§ **RECORD LIST**:
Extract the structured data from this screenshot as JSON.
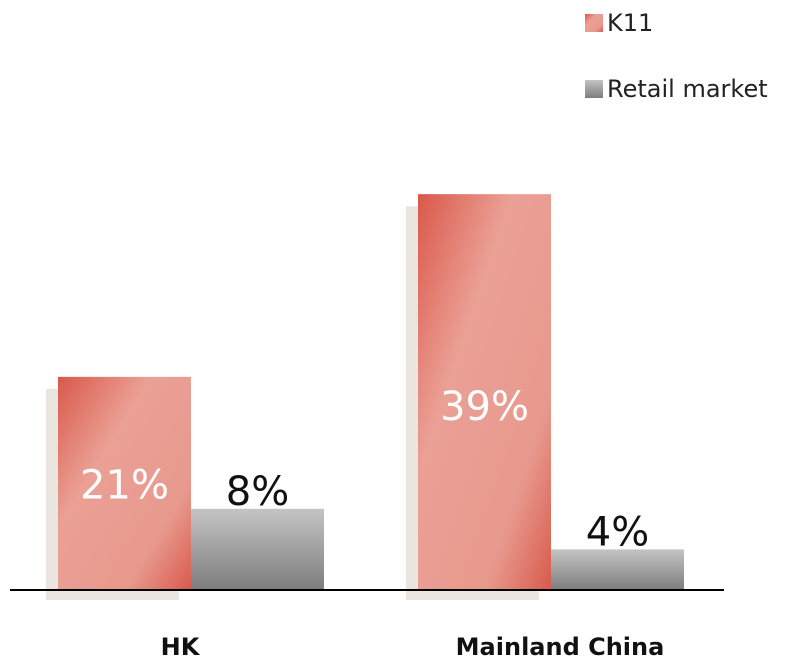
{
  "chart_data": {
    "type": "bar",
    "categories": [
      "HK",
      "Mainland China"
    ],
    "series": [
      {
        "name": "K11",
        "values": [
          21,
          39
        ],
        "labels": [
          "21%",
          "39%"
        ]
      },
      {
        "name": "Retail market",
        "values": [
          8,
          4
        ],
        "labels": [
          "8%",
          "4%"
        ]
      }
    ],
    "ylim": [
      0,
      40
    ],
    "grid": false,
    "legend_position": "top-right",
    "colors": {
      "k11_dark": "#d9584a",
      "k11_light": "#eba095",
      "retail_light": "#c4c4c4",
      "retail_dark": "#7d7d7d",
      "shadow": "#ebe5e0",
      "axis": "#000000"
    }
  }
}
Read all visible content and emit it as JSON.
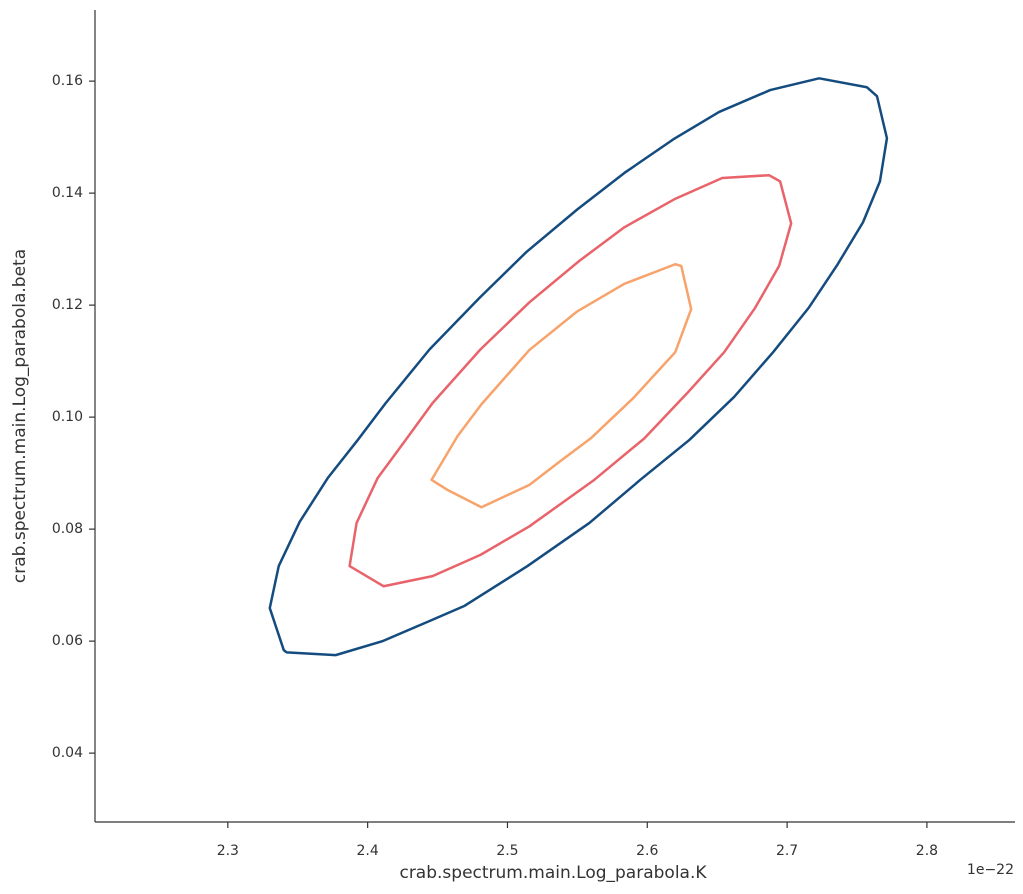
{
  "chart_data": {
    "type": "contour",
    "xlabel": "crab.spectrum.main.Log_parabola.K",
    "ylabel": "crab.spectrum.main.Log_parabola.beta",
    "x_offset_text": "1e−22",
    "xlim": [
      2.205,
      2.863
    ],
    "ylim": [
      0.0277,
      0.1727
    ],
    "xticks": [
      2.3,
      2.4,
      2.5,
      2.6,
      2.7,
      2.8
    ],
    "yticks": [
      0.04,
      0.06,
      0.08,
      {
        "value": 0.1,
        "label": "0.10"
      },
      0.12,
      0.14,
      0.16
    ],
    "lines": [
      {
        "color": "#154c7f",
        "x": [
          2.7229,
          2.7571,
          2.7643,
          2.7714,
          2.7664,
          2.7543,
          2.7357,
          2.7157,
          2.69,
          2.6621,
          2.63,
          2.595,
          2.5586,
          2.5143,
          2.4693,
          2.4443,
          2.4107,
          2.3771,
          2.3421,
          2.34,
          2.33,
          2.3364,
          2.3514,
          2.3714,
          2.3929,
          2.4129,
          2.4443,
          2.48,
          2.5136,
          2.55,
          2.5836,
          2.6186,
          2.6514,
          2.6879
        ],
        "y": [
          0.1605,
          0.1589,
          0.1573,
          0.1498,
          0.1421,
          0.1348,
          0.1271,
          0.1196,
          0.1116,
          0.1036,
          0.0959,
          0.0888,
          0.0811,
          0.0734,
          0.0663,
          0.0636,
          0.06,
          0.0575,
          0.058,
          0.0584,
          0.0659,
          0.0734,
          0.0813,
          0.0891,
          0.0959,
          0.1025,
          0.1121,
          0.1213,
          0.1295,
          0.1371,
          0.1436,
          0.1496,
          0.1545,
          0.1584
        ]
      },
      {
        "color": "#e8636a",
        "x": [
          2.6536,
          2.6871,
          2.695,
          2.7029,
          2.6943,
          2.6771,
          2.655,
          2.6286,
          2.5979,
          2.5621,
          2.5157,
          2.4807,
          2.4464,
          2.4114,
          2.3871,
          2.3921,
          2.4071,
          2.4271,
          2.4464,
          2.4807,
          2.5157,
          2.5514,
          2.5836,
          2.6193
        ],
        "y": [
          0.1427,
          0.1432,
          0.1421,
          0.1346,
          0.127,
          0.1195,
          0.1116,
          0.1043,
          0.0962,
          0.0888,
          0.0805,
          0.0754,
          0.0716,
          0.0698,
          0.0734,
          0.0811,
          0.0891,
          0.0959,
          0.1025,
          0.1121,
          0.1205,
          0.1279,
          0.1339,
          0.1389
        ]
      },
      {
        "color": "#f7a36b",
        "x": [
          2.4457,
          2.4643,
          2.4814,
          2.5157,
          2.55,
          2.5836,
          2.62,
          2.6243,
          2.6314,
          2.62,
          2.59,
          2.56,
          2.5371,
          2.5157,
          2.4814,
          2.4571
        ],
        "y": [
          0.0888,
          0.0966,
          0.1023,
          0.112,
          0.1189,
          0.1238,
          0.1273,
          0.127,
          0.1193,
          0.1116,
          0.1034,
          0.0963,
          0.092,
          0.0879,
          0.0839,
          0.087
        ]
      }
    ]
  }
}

§ **WHAT IS BEING ASKED**: Restate the records above in full, word for word. Keep pictures out.

§ **SOLUTION TO THIS TASK**:
Extract the structured data from this screenshot as JSON.
{
  "chart_data": {
    "type": "bar",
    "categories": [
      "HK",
      "Mainland China"
    ],
    "series": [
      {
        "name": "K11",
        "values": [
          21,
          39
        ],
        "labels": [
          "21%",
          "39%"
        ]
      },
      {
        "name": "Retail market",
        "values": [
          8,
          4
        ],
        "labels": [
          "8%",
          "4%"
        ]
      }
    ],
    "ylim": [
      0,
      40
    ],
    "grid": false,
    "legend_position": "top-right",
    "colors": {
      "k11_dark": "#d9584a",
      "k11_light": "#eba095",
      "retail_light": "#c4c4c4",
      "retail_dark": "#7d7d7d",
      "shadow": "#ebe5e0",
      "axis": "#000000"
    }
  }
}
Read all visible content and emit it as JSON.
{
  "chart_data": {
    "type": "contour",
    "xlabel": "crab.spectrum.main.Log_parabola.K",
    "ylabel": "crab.spectrum.main.Log_parabola.beta",
    "x_offset_text": "1e−22",
    "xlim": [
      2.205,
      2.863
    ],
    "ylim": [
      0.0277,
      0.1727
    ],
    "xticks": [
      2.3,
      2.4,
      2.5,
      2.6,
      2.7,
      2.8
    ],
    "yticks": [
      0.04,
      0.06,
      0.08,
      {
        "value": 0.1,
        "label": "0.10"
      },
      0.12,
      0.14,
      0.16
    ],
    "lines": [
      {
        "color": "#154c7f",
        "x": [
          2.7229,
          2.7571,
          2.7643,
          2.7714,
          2.7664,
          2.7543,
          2.7357,
          2.7157,
          2.69,
          2.6621,
          2.63,
          2.595,
          2.5586,
          2.5143,
          2.4693,
          2.4443,
          2.4107,
          2.3771,
          2.3421,
          2.34,
          2.33,
          2.3364,
          2.3514,
          2.3714,
          2.3929,
          2.4129,
          2.4443,
          2.48,
          2.5136,
          2.55,
          2.5836,
          2.6186,
          2.6514,
          2.6879
        ],
        "y": [
          0.1605,
          0.1589,
          0.1573,
          0.1498,
          0.1421,
          0.1348,
          0.1271,
          0.1196,
          0.1116,
          0.1036,
          0.0959,
          0.0888,
          0.0811,
          0.0734,
          0.0663,
          0.0636,
          0.06,
          0.0575,
          0.058,
          0.0584,
          0.0659,
          0.0734,
          0.0813,
          0.0891,
          0.0959,
          0.1025,
          0.1121,
          0.1213,
          0.1295,
          0.1371,
          0.1436,
          0.1496,
          0.1545,
          0.1584
        ]
      },
      {
        "color": "#e8636a",
        "x": [
          2.6536,
          2.6871,
          2.695,
          2.7029,
          2.6943,
          2.6771,
          2.655,
          2.6286,
          2.5979,
          2.5621,
          2.5157,
          2.4807,
          2.4464,
          2.4114,
          2.3871,
          2.3921,
          2.4071,
          2.4271,
          2.4464,
          2.4807,
          2.5157,
          2.5514,
          2.5836,
          2.6193
        ],
        "y": [
          0.1427,
          0.1432,
          0.1421,
          0.1346,
          0.127,
          0.1195,
          0.1116,
          0.1043,
          0.0962,
          0.0888,
          0.0805,
          0.0754,
          0.0716,
          0.0698,
          0.0734,
          0.0811,
          0.0891,
          0.0959,
          0.1025,
          0.1121,
          0.1205,
          0.1279,
          0.1339,
          0.1389
        ]
      },
      {
        "color": "#f7a36b",
        "x": [
          2.4457,
          2.4643,
          2.4814,
          2.5157,
          2.55,
          2.5836,
          2.62,
          2.6243,
          2.6314,
          2.62,
          2.59,
          2.56,
          2.5371,
          2.5157,
          2.4814,
          2.4571
        ],
        "y": [
          0.0888,
          0.0966,
          0.1023,
          0.112,
          0.1189,
          0.1238,
          0.1273,
          0.127,
          0.1193,
          0.1116,
          0.1034,
          0.0963,
          0.092,
          0.0879,
          0.0839,
          0.087
        ]
      }
    ]
  }
}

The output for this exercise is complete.